- [STATED TASK]
Exactly reproduce each entry, leaving out nothing.

- [MATERIAL SHOWN]

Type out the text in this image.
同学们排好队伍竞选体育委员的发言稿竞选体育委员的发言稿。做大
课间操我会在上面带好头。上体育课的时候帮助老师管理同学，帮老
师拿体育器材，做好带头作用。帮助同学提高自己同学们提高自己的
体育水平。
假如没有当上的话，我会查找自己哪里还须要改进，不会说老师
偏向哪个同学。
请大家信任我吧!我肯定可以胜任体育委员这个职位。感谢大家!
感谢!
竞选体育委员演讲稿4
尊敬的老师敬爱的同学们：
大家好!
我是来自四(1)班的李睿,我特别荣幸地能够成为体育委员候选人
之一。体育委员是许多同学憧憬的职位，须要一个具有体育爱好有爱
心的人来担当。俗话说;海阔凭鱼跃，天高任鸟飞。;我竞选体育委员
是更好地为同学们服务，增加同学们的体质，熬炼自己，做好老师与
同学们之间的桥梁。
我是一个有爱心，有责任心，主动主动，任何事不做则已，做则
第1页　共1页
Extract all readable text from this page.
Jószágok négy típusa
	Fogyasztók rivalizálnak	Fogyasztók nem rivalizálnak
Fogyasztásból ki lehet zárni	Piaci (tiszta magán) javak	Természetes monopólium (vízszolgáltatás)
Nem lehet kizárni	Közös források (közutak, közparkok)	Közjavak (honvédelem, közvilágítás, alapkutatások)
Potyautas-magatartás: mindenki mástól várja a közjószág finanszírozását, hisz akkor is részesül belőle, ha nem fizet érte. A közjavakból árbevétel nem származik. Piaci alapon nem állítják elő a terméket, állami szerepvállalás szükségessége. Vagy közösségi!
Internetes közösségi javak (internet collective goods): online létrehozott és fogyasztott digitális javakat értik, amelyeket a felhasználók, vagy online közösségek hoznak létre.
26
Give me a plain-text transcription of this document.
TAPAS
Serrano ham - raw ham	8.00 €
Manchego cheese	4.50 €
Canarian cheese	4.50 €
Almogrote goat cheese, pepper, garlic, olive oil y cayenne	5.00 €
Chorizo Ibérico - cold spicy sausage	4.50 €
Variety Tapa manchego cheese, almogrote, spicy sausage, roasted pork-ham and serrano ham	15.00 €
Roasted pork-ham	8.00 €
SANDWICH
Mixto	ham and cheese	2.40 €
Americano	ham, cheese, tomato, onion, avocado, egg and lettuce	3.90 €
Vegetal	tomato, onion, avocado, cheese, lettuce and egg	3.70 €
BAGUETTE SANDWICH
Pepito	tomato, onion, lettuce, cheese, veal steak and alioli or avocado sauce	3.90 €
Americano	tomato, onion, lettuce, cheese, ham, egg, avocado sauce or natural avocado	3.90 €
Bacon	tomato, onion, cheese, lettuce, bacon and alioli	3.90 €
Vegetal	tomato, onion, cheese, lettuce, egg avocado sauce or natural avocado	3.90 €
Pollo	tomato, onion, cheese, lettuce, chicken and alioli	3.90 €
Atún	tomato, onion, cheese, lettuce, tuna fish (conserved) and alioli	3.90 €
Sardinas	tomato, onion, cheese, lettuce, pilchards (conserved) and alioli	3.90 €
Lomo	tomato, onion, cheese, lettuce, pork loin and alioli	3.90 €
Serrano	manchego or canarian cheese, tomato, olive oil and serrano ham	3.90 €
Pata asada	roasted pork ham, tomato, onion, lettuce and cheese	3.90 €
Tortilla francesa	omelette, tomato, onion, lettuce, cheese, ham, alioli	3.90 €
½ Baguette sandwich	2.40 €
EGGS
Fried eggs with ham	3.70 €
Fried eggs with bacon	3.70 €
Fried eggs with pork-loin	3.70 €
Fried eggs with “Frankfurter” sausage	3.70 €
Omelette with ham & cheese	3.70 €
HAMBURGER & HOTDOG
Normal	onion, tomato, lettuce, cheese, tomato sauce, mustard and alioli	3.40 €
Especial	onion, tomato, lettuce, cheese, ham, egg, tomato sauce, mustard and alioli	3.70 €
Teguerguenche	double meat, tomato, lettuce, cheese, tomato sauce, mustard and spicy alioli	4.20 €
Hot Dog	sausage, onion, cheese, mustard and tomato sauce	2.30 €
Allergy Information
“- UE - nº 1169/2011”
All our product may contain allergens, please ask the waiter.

- [ANSWER IN FULL]
Type out the text in this image.
同学们排好队伍竞选体育委员的发言稿竞选体育委员的发言稿。做大
课间操我会在上面带好头。上体育课的时候帮助老师管理同学，帮老
师拿体育器材，做好带头作用。帮助同学提高自己同学们提高自己的
体育水平。
假如没有当上的话，我会查找自己哪里还须要改进，不会说老师
偏向哪个同学。
请大家信任我吧!我肯定可以胜任体育委员这个职位。感谢大家!
感谢!
竞选体育委员演讲稿4
尊敬的老师敬爱的同学们：
大家好!
我是来自四(1)班的李睿,我特别荣幸地能够成为体育委员候选人
之一。体育委员是许多同学憧憬的职位，须要一个具有体育爱好有爱
心的人来担当。俗话说;海阔凭鱼跃，天高任鸟飞。;我竞选体育委员
是更好地为同学们服务，增加同学们的体质，熬炼自己，做好老师与
同学们之间的桥梁。
我是一个有爱心，有责任心，主动主动，任何事不做则已，做则
第1页　共1页
Extract all readable text from this page.
Jószágok négy típusa
	Fogyasztók rivalizálnak	Fogyasztók nem rivalizálnak
Fogyasztásból ki lehet zárni	Piaci (tiszta magán) javak	Természetes monopólium (vízszolgáltatás)
Nem lehet kizárni	Közös források (közutak, közparkok)	Közjavak (honvédelem, közvilágítás, alapkutatások)
Potyautas-magatartás: mindenki mástól várja a közjószág finanszírozását, hisz akkor is részesül belőle, ha nem fizet érte. A közjavakból árbevétel nem származik. Piaci alapon nem állítják elő a terméket, állami szerepvállalás szükségessége. Vagy közösségi!
Internetes közösségi javak (internet collective goods): online létrehozott és fogyasztott digitális javakat értik, amelyeket a felhasználók, vagy online közösségek hoznak létre.
26
Give me a plain-text transcription of this document.
TAPAS
Serrano ham - raw ham	8.00 €
Manchego cheese	4.50 €
Canarian cheese	4.50 €
Almogrote goat cheese, pepper, garlic, olive oil y cayenne	5.00 €
Chorizo Ibérico - cold spicy sausage	4.50 €
Variety Tapa manchego cheese, almogrote, spicy sausage, roasted pork-ham and serrano ham	15.00 €
Roasted pork-ham	8.00 €
SANDWICH
Mixto	ham and cheese	2.40 €
Americano	ham, cheese, tomato, onion, avocado, egg and lettuce	3.90 €
Vegetal	tomato, onion, avocado, cheese, lettuce and egg	3.70 €
BAGUETTE SANDWICH
Pepito	tomato, onion, lettuce, cheese, veal steak and alioli or avocado sauce	3.90 €
Americano	tomato, onion, lettuce, cheese, ham, egg, avocado sauce or natural avocado	3.90 €
Bacon	tomato, onion, cheese, lettuce, bacon and alioli	3.90 €
Vegetal	tomato, onion, cheese, lettuce, egg avocado sauce or natural avocado	3.90 €
Pollo	tomato, onion, cheese, lettuce, chicken and alioli	3.90 €
Atún	tomato, onion, cheese, lettuce, tuna fish (conserved) and alioli	3.90 €
Sardinas	tomato, onion, cheese, lettuce, pilchards (conserved) and alioli	3.90 €
Lomo	tomato, onion, cheese, lettuce, pork loin and alioli	3.90 €
Serrano	manchego or canarian cheese, tomato, olive oil and serrano ham	3.90 €
Pata asada	roasted pork ham, tomato, onion, lettuce and cheese	3.90 €
Tortilla francesa	omelette, tomato, onion, lettuce, cheese, ham, alioli	3.90 €
½ Baguette sandwich	2.40 €
EGGS
Fried eggs with ham	3.70 €
Fried eggs with bacon	3.70 €
Fried eggs with pork-loin	3.70 €
Fried eggs with “Frankfurter” sausage	3.70 €
Omelette with ham & cheese	3.70 €
HAMBURGER & HOTDOG
Normal	onion, tomato, lettuce, cheese, tomato sauce, mustard and alioli	3.40 €
Especial	onion, tomato, lettuce, cheese, ham, egg, tomato sauce, mustard and alioli	3.70 €
Teguerguenche	double meat, tomato, lettuce, cheese, tomato sauce, mustard and spicy alioli	4.20 €
Hot Dog	sausage, onion, cheese, mustard and tomato sauce	2.30 €
Allergy Information
“- UE - nº 1169/2011”
All our product may contain allergens, please ask the waiter.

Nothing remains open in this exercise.